-- Data provided start --
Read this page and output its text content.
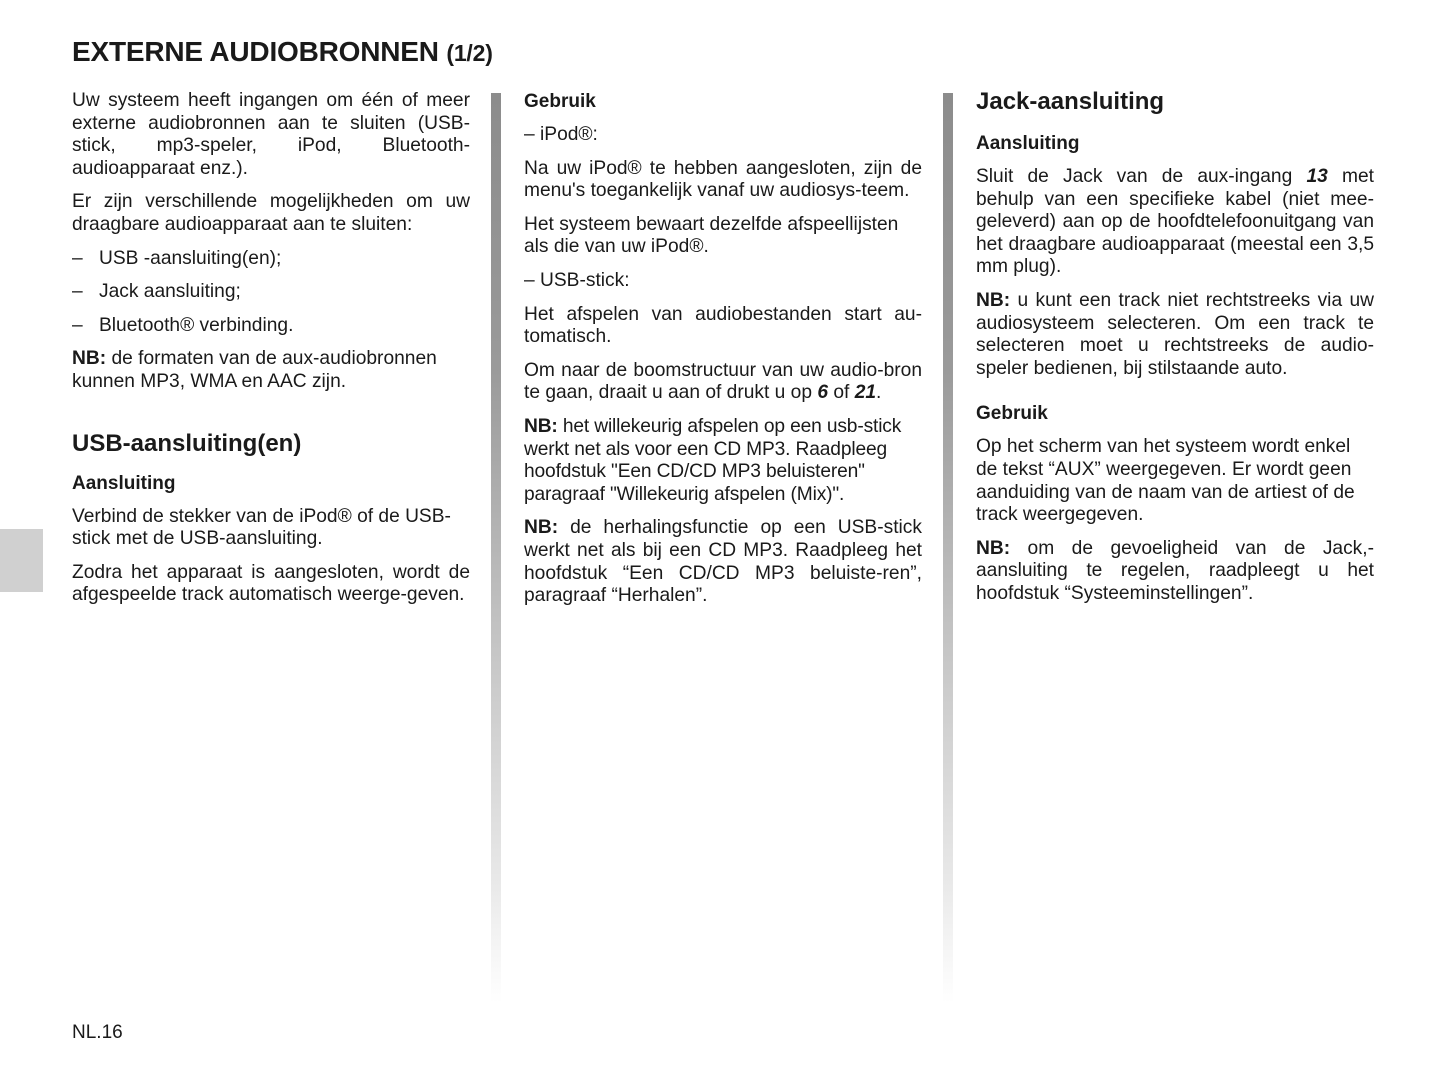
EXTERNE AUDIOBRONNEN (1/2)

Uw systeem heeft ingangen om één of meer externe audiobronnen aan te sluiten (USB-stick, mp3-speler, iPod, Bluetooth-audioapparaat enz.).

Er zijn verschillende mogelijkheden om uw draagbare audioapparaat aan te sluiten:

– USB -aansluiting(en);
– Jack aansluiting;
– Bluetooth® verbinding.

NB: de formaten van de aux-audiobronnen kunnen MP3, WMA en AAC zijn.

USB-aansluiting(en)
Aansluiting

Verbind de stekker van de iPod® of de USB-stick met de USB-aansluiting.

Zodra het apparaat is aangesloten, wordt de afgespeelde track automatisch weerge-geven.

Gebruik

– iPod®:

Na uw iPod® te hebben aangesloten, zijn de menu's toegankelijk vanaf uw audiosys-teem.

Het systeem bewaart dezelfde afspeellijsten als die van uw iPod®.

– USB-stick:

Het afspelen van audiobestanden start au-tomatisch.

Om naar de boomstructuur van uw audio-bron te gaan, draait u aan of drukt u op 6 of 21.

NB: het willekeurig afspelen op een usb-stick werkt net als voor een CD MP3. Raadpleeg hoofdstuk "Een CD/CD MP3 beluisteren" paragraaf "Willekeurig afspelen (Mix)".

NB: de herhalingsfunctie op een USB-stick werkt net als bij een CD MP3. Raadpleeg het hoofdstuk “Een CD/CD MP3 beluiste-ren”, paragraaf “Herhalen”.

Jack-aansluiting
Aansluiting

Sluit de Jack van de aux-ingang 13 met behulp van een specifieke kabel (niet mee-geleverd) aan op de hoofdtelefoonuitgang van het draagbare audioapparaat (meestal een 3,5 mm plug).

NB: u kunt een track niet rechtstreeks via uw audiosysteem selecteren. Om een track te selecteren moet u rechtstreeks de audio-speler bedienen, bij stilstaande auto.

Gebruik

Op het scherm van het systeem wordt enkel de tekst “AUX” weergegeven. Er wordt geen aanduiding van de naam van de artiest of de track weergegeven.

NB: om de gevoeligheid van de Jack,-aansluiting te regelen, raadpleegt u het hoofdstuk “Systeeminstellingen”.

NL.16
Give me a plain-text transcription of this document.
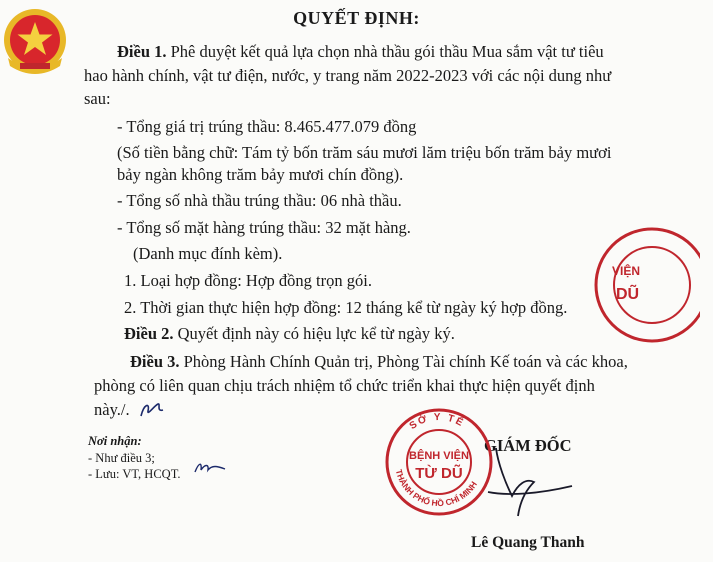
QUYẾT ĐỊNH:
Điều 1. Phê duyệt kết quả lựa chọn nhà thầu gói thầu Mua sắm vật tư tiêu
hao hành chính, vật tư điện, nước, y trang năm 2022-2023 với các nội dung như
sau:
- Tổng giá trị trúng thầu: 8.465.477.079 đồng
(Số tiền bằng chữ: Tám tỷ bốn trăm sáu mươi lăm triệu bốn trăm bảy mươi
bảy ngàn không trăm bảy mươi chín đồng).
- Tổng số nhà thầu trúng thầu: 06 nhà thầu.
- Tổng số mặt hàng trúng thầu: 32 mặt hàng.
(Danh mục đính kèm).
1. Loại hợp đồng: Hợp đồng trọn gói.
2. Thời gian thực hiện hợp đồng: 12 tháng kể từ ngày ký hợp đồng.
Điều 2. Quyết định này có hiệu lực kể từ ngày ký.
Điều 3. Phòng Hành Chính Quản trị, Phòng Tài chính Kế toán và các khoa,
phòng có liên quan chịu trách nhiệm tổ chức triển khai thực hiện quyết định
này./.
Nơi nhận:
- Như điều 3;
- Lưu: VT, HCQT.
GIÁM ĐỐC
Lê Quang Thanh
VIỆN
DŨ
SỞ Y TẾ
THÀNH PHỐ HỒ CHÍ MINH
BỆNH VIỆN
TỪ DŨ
-- Data provided end --
• [Directions]: Repeat the material verbatim. Do not carry over any picture.

• [Written answer]:
Read this page and output its text content.
EXTERNE AUDIOBRONNEN (1/2)

Uw systeem heeft ingangen om één of meer externe audiobronnen aan te sluiten (USB-stick, mp3-speler, iPod, Bluetooth-audioapparaat enz.).

Er zijn verschillende mogelijkheden om uw draagbare audioapparaat aan te sluiten:

– USB -aansluiting(en);
– Jack aansluiting;
– Bluetooth® verbinding.

NB: de formaten van de aux-audiobronnen kunnen MP3, WMA en AAC zijn.

USB-aansluiting(en)
Aansluiting

Verbind de stekker van de iPod® of de USB-stick met de USB-aansluiting.

Zodra het apparaat is aangesloten, wordt de afgespeelde track automatisch weerge-geven.

Gebruik

– iPod®:

Na uw iPod® te hebben aangesloten, zijn de menu's toegankelijk vanaf uw audiosys-teem.

Het systeem bewaart dezelfde afspeellijsten als die van uw iPod®.

– USB-stick:

Het afspelen van audiobestanden start au-tomatisch.

Om naar de boomstructuur van uw audio-bron te gaan, draait u aan of drukt u op 6 of 21.

NB: het willekeurig afspelen op een usb-stick werkt net als voor een CD MP3. Raadpleeg hoofdstuk "Een CD/CD MP3 beluisteren" paragraaf "Willekeurig afspelen (Mix)".

NB: de herhalingsfunctie op een USB-stick werkt net als bij een CD MP3. Raadpleeg het hoofdstuk “Een CD/CD MP3 beluiste-ren”, paragraaf “Herhalen”.

Jack-aansluiting
Aansluiting

Sluit de Jack van de aux-ingang 13 met behulp van een specifieke kabel (niet mee-geleverd) aan op de hoofdtelefoonuitgang van het draagbare audioapparaat (meestal een 3,5 mm plug).

NB: u kunt een track niet rechtstreeks via uw audiosysteem selecteren. Om een track te selecteren moet u rechtstreeks de audio-speler bedienen, bij stilstaande auto.

Gebruik

Op het scherm van het systeem wordt enkel de tekst “AUX” weergegeven. Er wordt geen aanduiding van de naam van de artiest of de track weergegeven.

NB: om de gevoeligheid van de Jack,-aansluiting te regelen, raadpleegt u het hoofdstuk “Systeeminstellingen”.

NL.16
Give me a plain-text transcription of this document.
QUYẾT ĐỊNH:
Điều 1. Phê duyệt kết quả lựa chọn nhà thầu gói thầu Mua sắm vật tư tiêu
hao hành chính, vật tư điện, nước, y trang năm 2022-2023 với các nội dung như
sau:
- Tổng giá trị trúng thầu: 8.465.477.079 đồng
(Số tiền bằng chữ: Tám tỷ bốn trăm sáu mươi lăm triệu bốn trăm bảy mươi
bảy ngàn không trăm bảy mươi chín đồng).
- Tổng số nhà thầu trúng thầu: 06 nhà thầu.
- Tổng số mặt hàng trúng thầu: 32 mặt hàng.
(Danh mục đính kèm).
1. Loại hợp đồng: Hợp đồng trọn gói.
2. Thời gian thực hiện hợp đồng: 12 tháng kể từ ngày ký hợp đồng.
Điều 2. Quyết định này có hiệu lực kể từ ngày ký.
Điều 3. Phòng Hành Chính Quản trị, Phòng Tài chính Kế toán và các khoa,
phòng có liên quan chịu trách nhiệm tổ chức triển khai thực hiện quyết định
này./.
Nơi nhận:
- Như điều 3;
- Lưu: VT, HCQT.
GIÁM ĐỐC
Lê Quang Thanh
VIỆN
DŨ
SỞ Y TẾ
THÀNH PHỐ HỒ CHÍ MINH
BỆNH VIỆN
TỪ DŨ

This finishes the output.